■ **Given exercise**:
Return all entries word for word, but drop any images.

****************************************

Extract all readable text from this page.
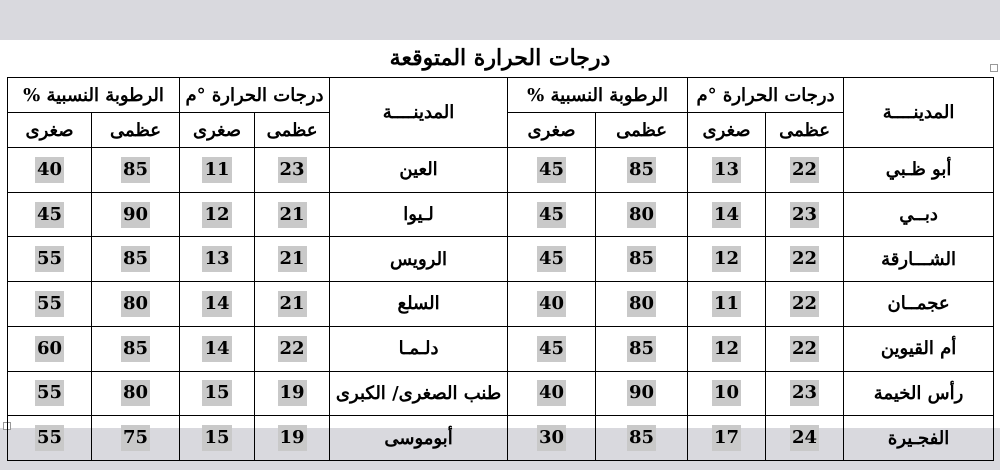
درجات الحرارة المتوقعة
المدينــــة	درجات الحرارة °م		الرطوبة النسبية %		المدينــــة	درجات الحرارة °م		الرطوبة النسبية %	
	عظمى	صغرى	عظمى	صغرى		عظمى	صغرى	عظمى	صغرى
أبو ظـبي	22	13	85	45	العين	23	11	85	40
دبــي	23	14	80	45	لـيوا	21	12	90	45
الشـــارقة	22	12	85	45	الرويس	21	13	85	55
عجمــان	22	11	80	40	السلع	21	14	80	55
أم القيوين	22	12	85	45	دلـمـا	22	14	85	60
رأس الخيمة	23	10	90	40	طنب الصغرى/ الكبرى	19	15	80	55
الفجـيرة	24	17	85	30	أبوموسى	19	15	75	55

****************************************

■ **Worked answer**:
Extract all readable text from this page.
درجات الحرارة المتوقعة
المدينــــة	درجات الحرارة °م		الرطوبة النسبية %		المدينــــة	درجات الحرارة °م		الرطوبة النسبية %	
	عظمى	صغرى	عظمى	صغرى		عظمى	صغرى	عظمى	صغرى
أبو ظـبي	22	13	85	45	العين	23	11	85	40
دبــي	23	14	80	45	لـيوا	21	12	90	45
الشـــارقة	22	12	85	45	الرويس	21	13	85	55
عجمــان	22	11	80	40	السلع	21	14	80	55
أم القيوين	22	12	85	45	دلـمـا	22	14	85	60
رأس الخيمة	23	10	90	40	طنب الصغرى/ الكبرى	19	15	80	55
الفجـيرة	24	17	85	30	أبوموسى	19	15	75	55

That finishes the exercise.